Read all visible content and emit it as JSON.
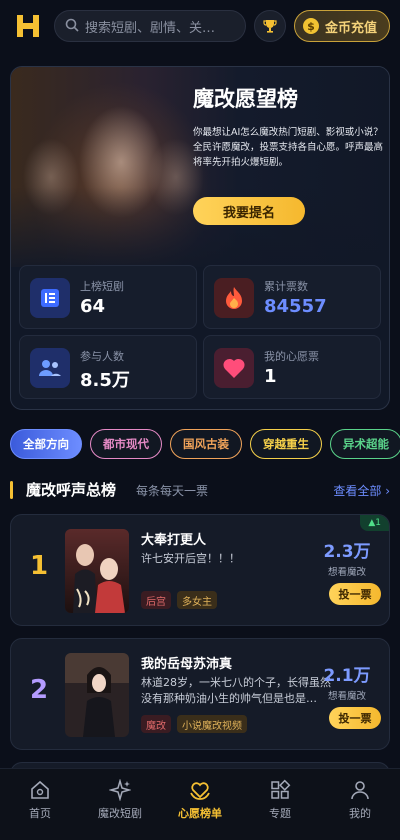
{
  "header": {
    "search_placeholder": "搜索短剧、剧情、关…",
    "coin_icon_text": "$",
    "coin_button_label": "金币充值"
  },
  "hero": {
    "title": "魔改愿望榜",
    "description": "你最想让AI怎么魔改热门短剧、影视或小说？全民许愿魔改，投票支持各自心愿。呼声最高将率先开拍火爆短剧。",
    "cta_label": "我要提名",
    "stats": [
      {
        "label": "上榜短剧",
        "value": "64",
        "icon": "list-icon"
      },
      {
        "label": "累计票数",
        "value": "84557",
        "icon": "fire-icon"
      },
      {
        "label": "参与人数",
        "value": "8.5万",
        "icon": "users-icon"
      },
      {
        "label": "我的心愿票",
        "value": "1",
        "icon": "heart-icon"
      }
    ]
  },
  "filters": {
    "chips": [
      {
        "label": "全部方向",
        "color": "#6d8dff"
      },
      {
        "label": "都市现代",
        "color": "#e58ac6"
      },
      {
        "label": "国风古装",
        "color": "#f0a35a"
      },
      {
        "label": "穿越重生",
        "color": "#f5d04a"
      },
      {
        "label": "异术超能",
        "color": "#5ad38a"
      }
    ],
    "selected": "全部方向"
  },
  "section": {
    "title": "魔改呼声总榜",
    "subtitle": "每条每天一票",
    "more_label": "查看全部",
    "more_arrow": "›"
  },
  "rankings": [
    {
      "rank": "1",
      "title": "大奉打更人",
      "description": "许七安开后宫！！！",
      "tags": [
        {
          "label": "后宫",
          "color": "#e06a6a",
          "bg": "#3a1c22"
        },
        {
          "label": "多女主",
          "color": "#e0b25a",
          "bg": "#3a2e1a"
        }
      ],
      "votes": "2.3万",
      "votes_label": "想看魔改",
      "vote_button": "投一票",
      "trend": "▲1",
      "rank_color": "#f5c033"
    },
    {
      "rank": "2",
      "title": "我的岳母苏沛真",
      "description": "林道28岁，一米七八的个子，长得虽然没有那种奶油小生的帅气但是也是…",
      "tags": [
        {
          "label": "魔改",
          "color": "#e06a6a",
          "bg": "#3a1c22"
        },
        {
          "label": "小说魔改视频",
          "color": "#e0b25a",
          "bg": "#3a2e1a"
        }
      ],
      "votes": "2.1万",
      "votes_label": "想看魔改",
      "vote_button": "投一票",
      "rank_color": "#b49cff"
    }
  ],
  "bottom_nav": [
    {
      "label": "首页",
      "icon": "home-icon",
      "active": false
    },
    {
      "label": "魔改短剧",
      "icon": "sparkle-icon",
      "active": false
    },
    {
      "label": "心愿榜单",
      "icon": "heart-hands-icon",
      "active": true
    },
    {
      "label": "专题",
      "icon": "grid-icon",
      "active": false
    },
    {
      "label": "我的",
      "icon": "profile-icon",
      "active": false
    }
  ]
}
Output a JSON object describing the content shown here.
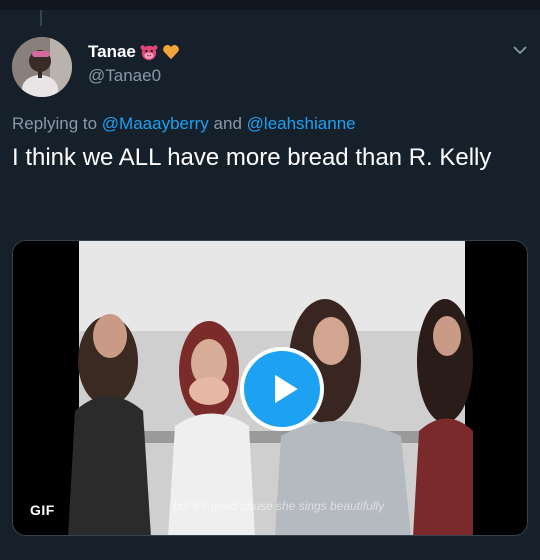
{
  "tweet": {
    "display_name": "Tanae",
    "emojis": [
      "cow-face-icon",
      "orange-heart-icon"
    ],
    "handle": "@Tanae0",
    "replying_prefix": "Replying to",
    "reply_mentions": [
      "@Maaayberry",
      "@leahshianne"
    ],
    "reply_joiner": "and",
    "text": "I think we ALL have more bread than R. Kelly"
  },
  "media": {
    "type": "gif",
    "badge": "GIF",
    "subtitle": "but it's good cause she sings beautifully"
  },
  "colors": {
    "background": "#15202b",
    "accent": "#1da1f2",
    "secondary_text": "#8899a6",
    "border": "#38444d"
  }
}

※ ※ ※

### WHAT NEEDS TO BE DONE
Nothing but the lines from the one holding "Output a JSON" to the end of the entries above should be echoed, exactly and with both ends included; omit the pictures.

### EXERCISE ANSWER
Output a JSON object describing the content shown here.
{
  "tweet": {
    "display_name": "Tanae",
    "emojis": [
      "cow-face-icon",
      "orange-heart-icon"
    ],
    "handle": "@Tanae0",
    "replying_prefix": "Replying to",
    "reply_mentions": [
      "@Maaayberry",
      "@leahshianne"
    ],
    "reply_joiner": "and",
    "text": "I think we ALL have more bread than R. Kelly"
  },
  "media": {
    "type": "gif",
    "badge": "GIF",
    "subtitle": "but it's good cause she sings beautifully"
  },
  "colors": {
    "background": "#15202b",
    "accent": "#1da1f2",
    "secondary_text": "#8899a6",
    "border": "#38444d"
  }
}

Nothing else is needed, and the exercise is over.